[Start of Information shown]

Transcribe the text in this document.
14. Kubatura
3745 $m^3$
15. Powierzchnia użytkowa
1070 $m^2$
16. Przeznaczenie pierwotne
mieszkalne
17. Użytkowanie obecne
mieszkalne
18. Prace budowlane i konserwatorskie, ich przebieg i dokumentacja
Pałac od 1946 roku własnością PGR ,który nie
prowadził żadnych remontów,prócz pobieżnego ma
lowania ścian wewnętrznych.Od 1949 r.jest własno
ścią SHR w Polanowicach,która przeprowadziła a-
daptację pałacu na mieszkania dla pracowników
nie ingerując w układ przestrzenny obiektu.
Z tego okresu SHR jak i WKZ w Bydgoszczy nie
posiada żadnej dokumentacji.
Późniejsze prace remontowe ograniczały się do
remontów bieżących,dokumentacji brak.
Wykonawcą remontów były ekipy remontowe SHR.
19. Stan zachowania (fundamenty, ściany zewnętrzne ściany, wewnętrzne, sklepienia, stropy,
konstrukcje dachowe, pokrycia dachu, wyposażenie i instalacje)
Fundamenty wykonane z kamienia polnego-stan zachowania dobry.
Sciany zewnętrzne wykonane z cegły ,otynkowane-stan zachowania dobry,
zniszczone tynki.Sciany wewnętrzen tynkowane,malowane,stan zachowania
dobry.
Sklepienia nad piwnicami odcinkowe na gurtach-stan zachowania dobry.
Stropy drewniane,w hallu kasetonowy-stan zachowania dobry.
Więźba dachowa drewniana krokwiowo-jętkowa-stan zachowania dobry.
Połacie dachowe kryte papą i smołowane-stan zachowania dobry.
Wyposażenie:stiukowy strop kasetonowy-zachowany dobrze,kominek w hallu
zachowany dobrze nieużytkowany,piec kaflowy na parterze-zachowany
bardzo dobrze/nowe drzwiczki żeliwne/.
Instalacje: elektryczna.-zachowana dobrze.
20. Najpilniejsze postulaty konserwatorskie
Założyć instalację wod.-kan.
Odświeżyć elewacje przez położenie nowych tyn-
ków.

[End of Information shown]

Would you reproduce all the entries exactly?

> **Output of the exercise**
Transcribe the text in this document.
14. Kubatura
3745 $m^3$
15. Powierzchnia użytkowa
1070 $m^2$
16. Przeznaczenie pierwotne
mieszkalne
17. Użytkowanie obecne
mieszkalne
18. Prace budowlane i konserwatorskie, ich przebieg i dokumentacja
Pałac od 1946 roku własnością PGR ,który nie
prowadził żadnych remontów,prócz pobieżnego ma
lowania ścian wewnętrznych.Od 1949 r.jest własno
ścią SHR w Polanowicach,która przeprowadziła a-
daptację pałacu na mieszkania dla pracowników
nie ingerując w układ przestrzenny obiektu.
Z tego okresu SHR jak i WKZ w Bydgoszczy nie
posiada żadnej dokumentacji.
Późniejsze prace remontowe ograniczały się do
remontów bieżących,dokumentacji brak.
Wykonawcą remontów były ekipy remontowe SHR.
19. Stan zachowania (fundamenty, ściany zewnętrzne ściany, wewnętrzne, sklepienia, stropy,
konstrukcje dachowe, pokrycia dachu, wyposażenie i instalacje)
Fundamenty wykonane z kamienia polnego-stan zachowania dobry.
Sciany zewnętrzne wykonane z cegły ,otynkowane-stan zachowania dobry,
zniszczone tynki.Sciany wewnętrzen tynkowane,malowane,stan zachowania
dobry.
Sklepienia nad piwnicami odcinkowe na gurtach-stan zachowania dobry.
Stropy drewniane,w hallu kasetonowy-stan zachowania dobry.
Więźba dachowa drewniana krokwiowo-jętkowa-stan zachowania dobry.
Połacie dachowe kryte papą i smołowane-stan zachowania dobry.
Wyposażenie:stiukowy strop kasetonowy-zachowany dobrze,kominek w hallu
zachowany dobrze nieużytkowany,piec kaflowy na parterze-zachowany
bardzo dobrze/nowe drzwiczki żeliwne/.
Instalacje: elektryczna.-zachowana dobrze.
20. Najpilniejsze postulaty konserwatorskie
Założyć instalację wod.-kan.
Odświeżyć elewacje przez położenie nowych tyn-
ków.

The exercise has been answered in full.